## Directions
Count the lines in the records below that contain the word "subtitle", and give only that number.

## Items
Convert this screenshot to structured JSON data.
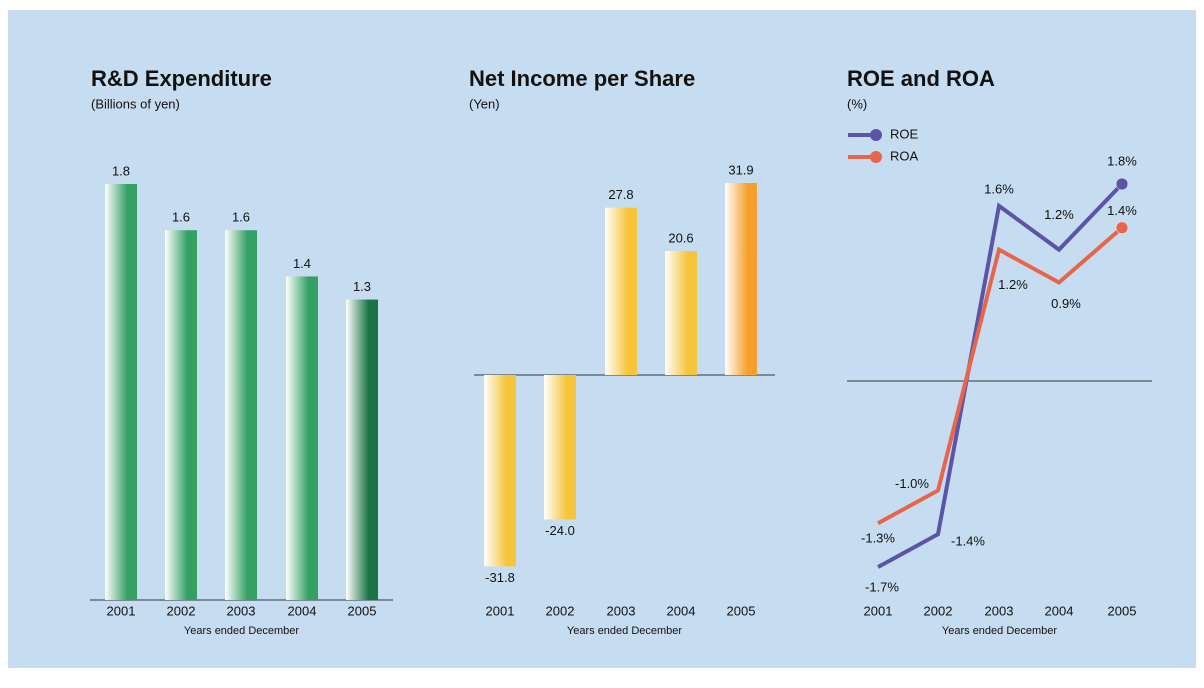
{
  "chart_data": [
    {
      "type": "bar",
      "title": "R&D Expenditure",
      "subtitle": "(Billions of yen)",
      "x_label": "Years ended December",
      "categories": [
        "2001",
        "2002",
        "2003",
        "2004",
        "2005"
      ],
      "values": [
        1.8,
        1.6,
        1.6,
        1.4,
        1.3
      ],
      "colors": [
        "#34a064",
        "#34a064",
        "#34a064",
        "#34a064",
        "#1b7446"
      ]
    },
    {
      "type": "bar",
      "title": "Net Income per Share",
      "subtitle": "(Yen)",
      "x_label": "Years ended December",
      "categories": [
        "2001",
        "2002",
        "2003",
        "2004",
        "2005"
      ],
      "values": [
        -31.8,
        -24.0,
        27.8,
        20.6,
        31.9
      ],
      "value_labels": [
        "-31.8",
        "-24.0",
        "27.8",
        "20.6",
        "31.9"
      ],
      "colors": [
        "#f6c53c",
        "#f6c53c",
        "#f6c53c",
        "#f6c53c",
        "#f5a02c"
      ]
    },
    {
      "type": "line",
      "title": "ROE and ROA",
      "subtitle": "(%)",
      "x_label": "Years ended December",
      "categories": [
        "2001",
        "2002",
        "2003",
        "2004",
        "2005"
      ],
      "series": [
        {
          "name": "ROE",
          "color": "#5a55a8",
          "values": [
            -1.7,
            -1.4,
            1.6,
            1.2,
            1.8
          ],
          "value_labels": [
            "-1.7%",
            "-1.4%",
            "1.6%",
            "1.2%",
            "1.8%"
          ]
        },
        {
          "name": "ROA",
          "color": "#e8644a",
          "values": [
            -1.3,
            -1.0,
            1.2,
            0.9,
            1.4
          ],
          "value_labels": [
            "-1.3%",
            "-1.0%",
            "1.2%",
            "0.9%",
            "1.4%"
          ]
        }
      ]
    }
  ]
}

## Correct answer
3